Of all the lines in the records below, how many hold the word "église"? Give the number alone.
[START OF Material for this exercise]
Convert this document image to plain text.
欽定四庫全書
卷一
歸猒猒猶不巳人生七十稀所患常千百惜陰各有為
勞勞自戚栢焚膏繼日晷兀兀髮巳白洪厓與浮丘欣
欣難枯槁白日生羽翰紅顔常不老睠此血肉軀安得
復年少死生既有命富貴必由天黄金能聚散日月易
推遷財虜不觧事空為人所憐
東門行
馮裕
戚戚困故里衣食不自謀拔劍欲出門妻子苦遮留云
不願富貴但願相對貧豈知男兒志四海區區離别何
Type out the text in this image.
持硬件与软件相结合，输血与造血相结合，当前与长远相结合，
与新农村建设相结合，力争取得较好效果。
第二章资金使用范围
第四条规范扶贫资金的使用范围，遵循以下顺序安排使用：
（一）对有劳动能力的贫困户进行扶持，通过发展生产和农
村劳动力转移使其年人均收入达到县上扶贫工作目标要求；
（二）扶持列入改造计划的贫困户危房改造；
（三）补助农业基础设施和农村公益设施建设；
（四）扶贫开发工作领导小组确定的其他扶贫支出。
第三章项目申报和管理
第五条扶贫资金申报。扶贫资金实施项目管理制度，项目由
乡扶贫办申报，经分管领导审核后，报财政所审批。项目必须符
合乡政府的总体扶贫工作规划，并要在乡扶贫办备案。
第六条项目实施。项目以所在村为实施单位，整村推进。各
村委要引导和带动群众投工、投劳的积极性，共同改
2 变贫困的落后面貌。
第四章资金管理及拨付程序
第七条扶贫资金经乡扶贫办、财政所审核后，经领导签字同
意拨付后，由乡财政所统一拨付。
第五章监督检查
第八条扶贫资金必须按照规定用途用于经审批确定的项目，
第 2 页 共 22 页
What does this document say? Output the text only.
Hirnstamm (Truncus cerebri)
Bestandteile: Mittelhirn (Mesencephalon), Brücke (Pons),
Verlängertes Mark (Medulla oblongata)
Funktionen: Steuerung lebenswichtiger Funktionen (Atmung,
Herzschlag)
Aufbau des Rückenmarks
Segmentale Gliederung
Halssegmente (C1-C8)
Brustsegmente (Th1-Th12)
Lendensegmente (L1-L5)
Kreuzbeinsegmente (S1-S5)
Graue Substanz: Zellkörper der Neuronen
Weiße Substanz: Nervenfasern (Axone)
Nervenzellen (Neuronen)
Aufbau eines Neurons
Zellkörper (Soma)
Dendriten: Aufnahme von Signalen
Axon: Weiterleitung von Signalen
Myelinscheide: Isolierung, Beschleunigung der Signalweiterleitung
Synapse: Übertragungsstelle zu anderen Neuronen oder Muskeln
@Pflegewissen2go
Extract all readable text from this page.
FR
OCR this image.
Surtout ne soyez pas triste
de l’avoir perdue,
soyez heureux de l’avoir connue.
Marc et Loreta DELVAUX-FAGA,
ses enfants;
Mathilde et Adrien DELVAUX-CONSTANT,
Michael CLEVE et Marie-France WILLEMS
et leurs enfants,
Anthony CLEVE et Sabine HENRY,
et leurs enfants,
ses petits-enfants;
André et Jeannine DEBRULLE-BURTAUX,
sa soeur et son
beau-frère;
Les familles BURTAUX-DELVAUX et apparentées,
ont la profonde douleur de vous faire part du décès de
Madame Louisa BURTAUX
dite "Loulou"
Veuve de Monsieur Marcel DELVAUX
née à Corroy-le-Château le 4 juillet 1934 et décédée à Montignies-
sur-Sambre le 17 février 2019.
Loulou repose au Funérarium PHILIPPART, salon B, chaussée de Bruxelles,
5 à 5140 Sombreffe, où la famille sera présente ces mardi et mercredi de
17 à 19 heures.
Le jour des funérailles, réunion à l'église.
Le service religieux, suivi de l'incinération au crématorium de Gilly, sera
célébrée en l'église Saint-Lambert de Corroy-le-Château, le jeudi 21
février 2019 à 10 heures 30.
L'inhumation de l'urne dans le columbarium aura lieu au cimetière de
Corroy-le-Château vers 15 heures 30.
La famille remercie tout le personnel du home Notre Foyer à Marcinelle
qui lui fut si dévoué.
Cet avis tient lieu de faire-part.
[END OF Material for this exercise]
**Output below:**
2